The 2010 United States House of Representatives elections in Oregon were held on November 2, 2010, to determine who would represent the state of Oregon in the United States House of Representatives. Oregon has five seats in the House, apportioned according to the 2000 United States Census. All five incumbents, four Democrats and one Republican, were re-elected to another term. Representatives were elected for two-year terms to serve in the 112th Congress from January 3, 2011 until January 3, 2013; however, re-elected Congressman David Wu resigned partway through his term on August 3, 2011, and a special election was held to fill the rest of his unexpired term.

A primary election for Democrats and Republicans was held on May 18. Other parties have other procedures for nominating candidates.

Overview

By district
Results of the 2010 United States House of Representatives elections in Oregon by district:

District 1

Incumbent Democrat David Wu has represented Oregon's 1st congressional district since 1998 and was re-elected to a seventh term in 2010, defeating sports marketing consultant Rob Cornilles, who won the Republican primary.

In 2008, Wu won with 71% of the vote. He faced no Republican opponent because the winner of the Republican primary, Joel Haugen, changed his affiliation to the Independent Party of Oregon after his endorsement of Democrat Barack Obama for President drew objections from Republican party leaders.

Democratic primary

Candidates
 David Robinson, businessman and U.S. Naval Academy teacher
 David Wu, incumbent U.S. Representative

Results

Republican primary

Candidates
 Stephan Andrew Brodhead, real estate portfolio manager
 Rob Cornilles, sports marketing consultant
 Douglas Fitzgerald Keller, retired Naval aviator
 John Kuzmanich, businessman

Results

General election

Candidates
 Rob Cornilles (Republican), sports marketing consultant
 Chris Henry ( Pacific Green, Progressive), truck driver
 Don LaMunyon (Constitution), research chemist
 H. Joe Tabor (Libertarian), self-employed consultant
 David Wu (Democrat), incumbent U.S. Representative

Polling

Results

District 2

Incumbent Republican Greg Walden has represented Oregon's 2nd congressional district since 1998, and was re-elected to a seventh term in 2010, defeating Democrat Joyce Segers, a writer from Ashland. Both candidates were unopposed in their respective primaries.

Democratic primary

Candidates
 Joyce B. Segers, writer (unopposed)

Republican primary

Candidates
 Greg Walden, incumbent U.S. Representative (unopposed)

General election

Candidates
 Joyce B. Segers (Democrat), writer
 Greg Walden (Republican), incumbent U.S. Representative

Results

District 3

Incumbent Democrat Earl Blumenauer has represented Oregon's 3rd congressional district since 1996 and was re-elected to an eighth term in 2010. In 2008, he took 75% of the vote. He faced a rematch with his 2008 Republican opponent, Delia Lopez, a real estate investor from Oakland, Oregon.

Democratic primary

Candidates
 Earl Blumenauer, incumbent
 John Sweeney, land management consultant

Results

Republican primary

Candidates
 Delia Lopez, homemaker and real estate investor (unopposed)

PROBLEM TO WORK ON: According to the article on Oregon's 2010 House elections, on what date was the Democratic and Republican primary held?

GIVEN MATERIAL:
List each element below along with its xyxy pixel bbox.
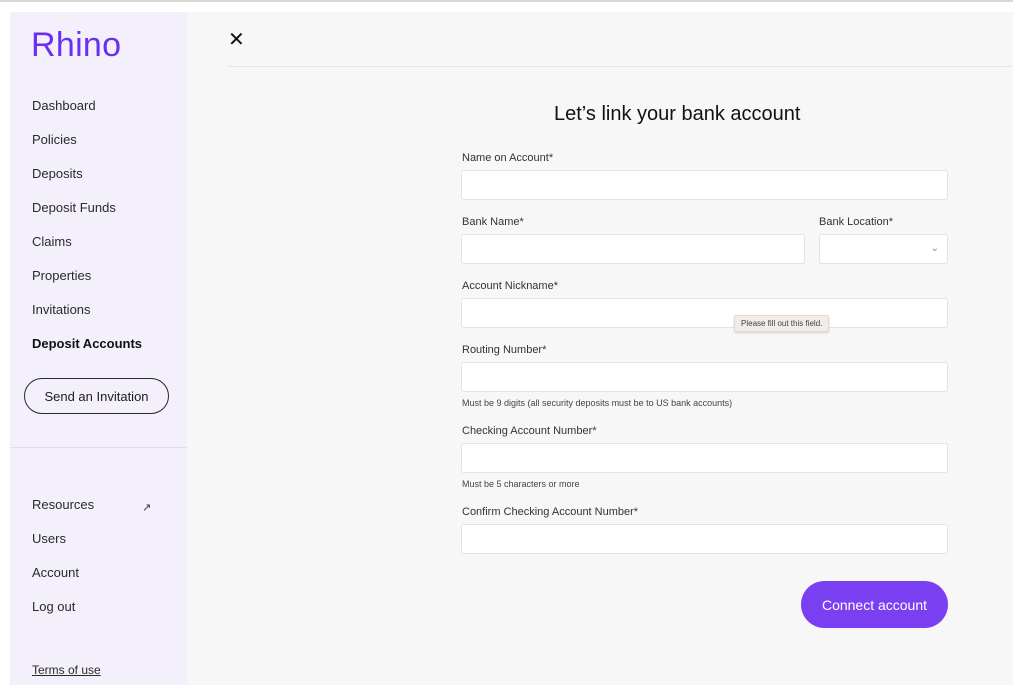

FINISHED ANSWER: May 18